(THE REQUEST): Locate all lines with the word "this". Copy them.

(INFORMATION SUPPLIED):
%%
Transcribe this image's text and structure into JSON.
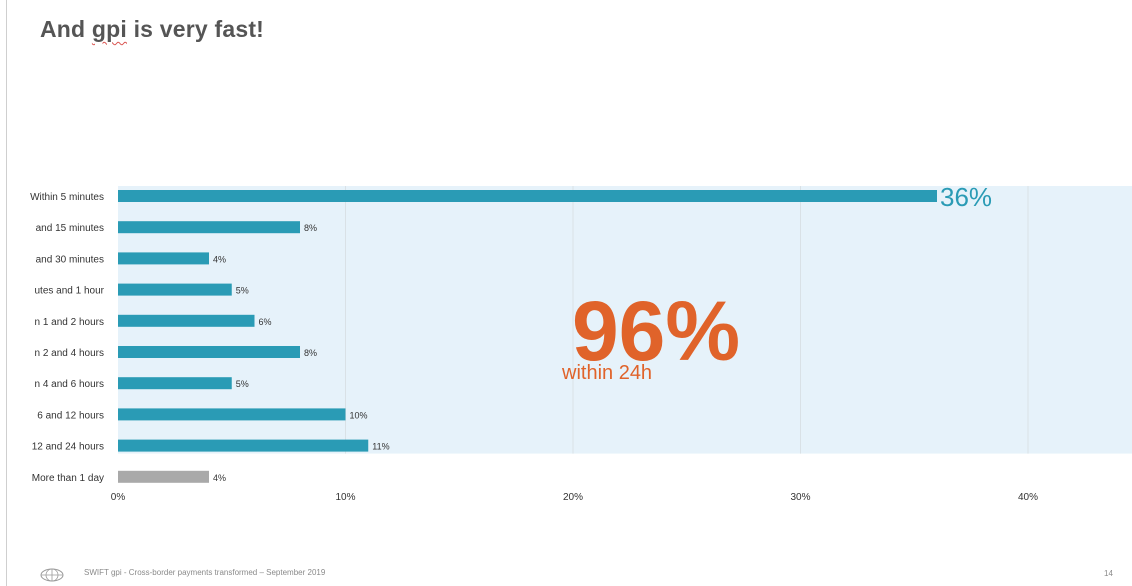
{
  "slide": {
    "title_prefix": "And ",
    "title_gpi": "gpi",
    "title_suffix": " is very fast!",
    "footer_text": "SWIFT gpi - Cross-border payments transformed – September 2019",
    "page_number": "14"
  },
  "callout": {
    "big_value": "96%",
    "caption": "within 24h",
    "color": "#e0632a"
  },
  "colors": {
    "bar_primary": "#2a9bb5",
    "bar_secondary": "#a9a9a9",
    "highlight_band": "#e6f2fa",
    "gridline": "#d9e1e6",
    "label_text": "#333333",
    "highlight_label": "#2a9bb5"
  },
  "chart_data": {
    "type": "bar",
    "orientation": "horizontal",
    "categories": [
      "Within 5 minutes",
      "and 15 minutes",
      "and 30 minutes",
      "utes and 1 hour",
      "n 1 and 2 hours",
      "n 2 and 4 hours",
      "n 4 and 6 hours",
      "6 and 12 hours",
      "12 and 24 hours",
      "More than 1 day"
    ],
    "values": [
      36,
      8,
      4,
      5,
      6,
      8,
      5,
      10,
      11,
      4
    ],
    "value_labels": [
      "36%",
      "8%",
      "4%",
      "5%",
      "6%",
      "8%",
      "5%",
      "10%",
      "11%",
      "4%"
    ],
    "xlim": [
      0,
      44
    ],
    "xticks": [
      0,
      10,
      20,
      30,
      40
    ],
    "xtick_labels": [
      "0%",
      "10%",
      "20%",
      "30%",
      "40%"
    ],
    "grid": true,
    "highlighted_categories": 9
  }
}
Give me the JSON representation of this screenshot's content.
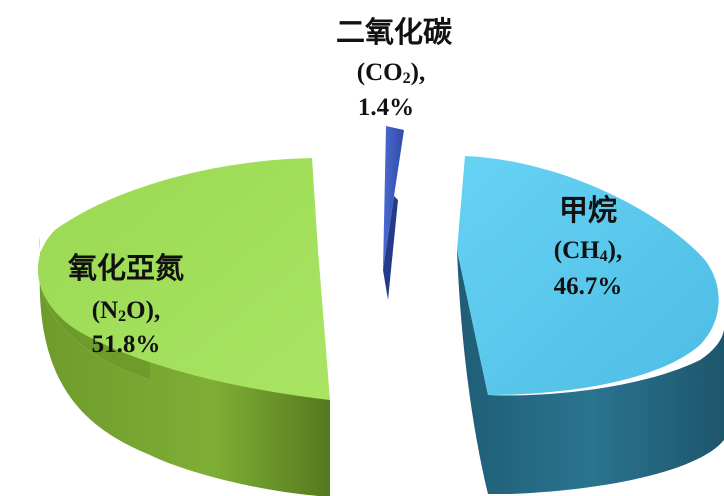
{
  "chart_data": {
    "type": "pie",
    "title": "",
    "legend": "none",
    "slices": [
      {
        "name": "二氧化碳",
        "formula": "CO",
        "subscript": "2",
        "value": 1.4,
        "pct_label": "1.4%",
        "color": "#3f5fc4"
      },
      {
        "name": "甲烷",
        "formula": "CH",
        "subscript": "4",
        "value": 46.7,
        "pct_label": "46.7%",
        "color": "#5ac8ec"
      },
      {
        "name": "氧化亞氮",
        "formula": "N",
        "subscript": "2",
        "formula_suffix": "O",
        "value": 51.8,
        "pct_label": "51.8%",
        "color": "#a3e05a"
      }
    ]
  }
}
%%
(IN RESPONSE):
Transcribe this image's text and structure into JSON.
Give me the JSON representation of this screenshot's content.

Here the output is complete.